## WORK TO DO
Take each line containing the word "file" and copy it.
-------- DATASET CONTENT --------
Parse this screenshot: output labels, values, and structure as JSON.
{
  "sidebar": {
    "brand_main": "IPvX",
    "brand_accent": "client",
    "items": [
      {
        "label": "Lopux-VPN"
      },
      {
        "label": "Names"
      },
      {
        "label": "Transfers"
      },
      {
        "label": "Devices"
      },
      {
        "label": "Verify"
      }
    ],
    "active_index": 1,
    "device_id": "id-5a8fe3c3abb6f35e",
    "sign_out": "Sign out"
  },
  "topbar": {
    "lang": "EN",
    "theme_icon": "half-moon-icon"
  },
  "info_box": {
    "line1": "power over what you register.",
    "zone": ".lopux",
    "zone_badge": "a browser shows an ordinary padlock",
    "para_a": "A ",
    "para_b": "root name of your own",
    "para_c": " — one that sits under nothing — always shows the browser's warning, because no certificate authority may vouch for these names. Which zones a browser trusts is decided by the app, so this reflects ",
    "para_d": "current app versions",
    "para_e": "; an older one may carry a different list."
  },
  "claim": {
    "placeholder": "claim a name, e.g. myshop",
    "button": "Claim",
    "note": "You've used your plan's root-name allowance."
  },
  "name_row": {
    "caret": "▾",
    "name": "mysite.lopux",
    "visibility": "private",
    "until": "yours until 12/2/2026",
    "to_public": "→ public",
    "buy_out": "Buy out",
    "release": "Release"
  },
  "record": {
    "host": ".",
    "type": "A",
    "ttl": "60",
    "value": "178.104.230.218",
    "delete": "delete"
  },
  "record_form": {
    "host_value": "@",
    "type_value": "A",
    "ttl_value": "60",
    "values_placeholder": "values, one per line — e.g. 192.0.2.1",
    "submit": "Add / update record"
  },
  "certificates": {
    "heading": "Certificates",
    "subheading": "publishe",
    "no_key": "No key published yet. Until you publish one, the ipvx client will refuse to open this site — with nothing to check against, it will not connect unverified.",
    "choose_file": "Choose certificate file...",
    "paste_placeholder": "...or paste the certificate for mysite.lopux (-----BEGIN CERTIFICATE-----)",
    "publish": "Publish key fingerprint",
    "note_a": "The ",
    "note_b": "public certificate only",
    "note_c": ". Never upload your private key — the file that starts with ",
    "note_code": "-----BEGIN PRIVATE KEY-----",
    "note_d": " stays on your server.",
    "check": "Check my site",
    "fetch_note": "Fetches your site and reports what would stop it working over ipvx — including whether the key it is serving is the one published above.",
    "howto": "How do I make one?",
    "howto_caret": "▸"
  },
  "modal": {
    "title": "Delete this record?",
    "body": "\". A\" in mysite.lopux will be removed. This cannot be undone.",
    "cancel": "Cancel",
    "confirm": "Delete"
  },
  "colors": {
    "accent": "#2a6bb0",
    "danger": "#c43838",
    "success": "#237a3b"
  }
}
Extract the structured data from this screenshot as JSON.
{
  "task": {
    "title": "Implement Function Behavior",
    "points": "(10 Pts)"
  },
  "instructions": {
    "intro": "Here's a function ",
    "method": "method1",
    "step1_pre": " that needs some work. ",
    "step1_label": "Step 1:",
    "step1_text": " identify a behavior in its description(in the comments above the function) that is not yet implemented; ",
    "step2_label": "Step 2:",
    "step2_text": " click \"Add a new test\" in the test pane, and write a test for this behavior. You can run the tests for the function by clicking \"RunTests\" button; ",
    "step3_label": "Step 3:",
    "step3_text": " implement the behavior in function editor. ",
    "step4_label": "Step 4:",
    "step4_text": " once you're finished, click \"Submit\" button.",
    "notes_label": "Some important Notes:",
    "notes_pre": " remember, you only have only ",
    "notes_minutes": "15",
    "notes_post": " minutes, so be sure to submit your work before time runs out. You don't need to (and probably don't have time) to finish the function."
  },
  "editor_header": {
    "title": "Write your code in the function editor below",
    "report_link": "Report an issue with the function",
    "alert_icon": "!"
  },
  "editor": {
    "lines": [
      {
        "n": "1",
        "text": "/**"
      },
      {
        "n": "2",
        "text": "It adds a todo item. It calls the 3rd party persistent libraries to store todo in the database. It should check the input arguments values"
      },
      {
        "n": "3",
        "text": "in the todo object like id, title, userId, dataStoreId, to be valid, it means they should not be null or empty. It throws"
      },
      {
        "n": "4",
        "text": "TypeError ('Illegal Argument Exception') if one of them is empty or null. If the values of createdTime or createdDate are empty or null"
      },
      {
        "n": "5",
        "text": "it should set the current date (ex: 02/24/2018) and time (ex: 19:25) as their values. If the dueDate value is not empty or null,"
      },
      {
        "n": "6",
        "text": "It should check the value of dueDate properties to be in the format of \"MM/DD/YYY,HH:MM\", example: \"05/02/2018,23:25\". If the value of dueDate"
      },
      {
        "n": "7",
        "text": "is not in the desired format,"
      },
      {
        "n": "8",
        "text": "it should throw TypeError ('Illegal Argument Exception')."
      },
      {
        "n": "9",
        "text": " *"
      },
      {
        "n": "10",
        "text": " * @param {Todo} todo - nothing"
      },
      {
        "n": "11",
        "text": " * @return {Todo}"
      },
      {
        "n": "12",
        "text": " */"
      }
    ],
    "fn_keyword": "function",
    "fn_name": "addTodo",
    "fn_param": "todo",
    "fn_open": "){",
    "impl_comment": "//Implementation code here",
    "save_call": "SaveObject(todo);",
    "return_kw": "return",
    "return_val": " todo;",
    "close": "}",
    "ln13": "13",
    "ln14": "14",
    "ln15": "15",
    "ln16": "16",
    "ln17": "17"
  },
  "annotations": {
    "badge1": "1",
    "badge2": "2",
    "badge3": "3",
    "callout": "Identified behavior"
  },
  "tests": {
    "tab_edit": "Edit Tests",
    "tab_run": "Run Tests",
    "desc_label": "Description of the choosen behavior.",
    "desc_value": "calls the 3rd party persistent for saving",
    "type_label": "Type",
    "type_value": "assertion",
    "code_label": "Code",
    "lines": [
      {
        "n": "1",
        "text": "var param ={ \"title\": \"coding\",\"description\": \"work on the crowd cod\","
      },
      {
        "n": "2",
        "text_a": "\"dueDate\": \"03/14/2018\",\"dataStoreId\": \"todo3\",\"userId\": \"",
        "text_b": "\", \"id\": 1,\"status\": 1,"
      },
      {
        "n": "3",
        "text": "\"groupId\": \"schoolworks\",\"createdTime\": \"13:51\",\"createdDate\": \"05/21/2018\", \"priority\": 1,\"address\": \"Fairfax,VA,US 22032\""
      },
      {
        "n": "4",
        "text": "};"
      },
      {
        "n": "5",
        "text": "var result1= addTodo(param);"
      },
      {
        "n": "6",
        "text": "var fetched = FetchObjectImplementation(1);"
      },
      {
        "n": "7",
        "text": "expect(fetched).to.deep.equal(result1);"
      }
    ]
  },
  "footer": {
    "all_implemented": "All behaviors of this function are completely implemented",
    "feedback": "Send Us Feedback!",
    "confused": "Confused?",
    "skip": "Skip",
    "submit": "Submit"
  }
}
--------
## RESULT
    "choose_file": "Choose certificate file...",
    "note_c": ". Never upload your private key — the file that starts with ",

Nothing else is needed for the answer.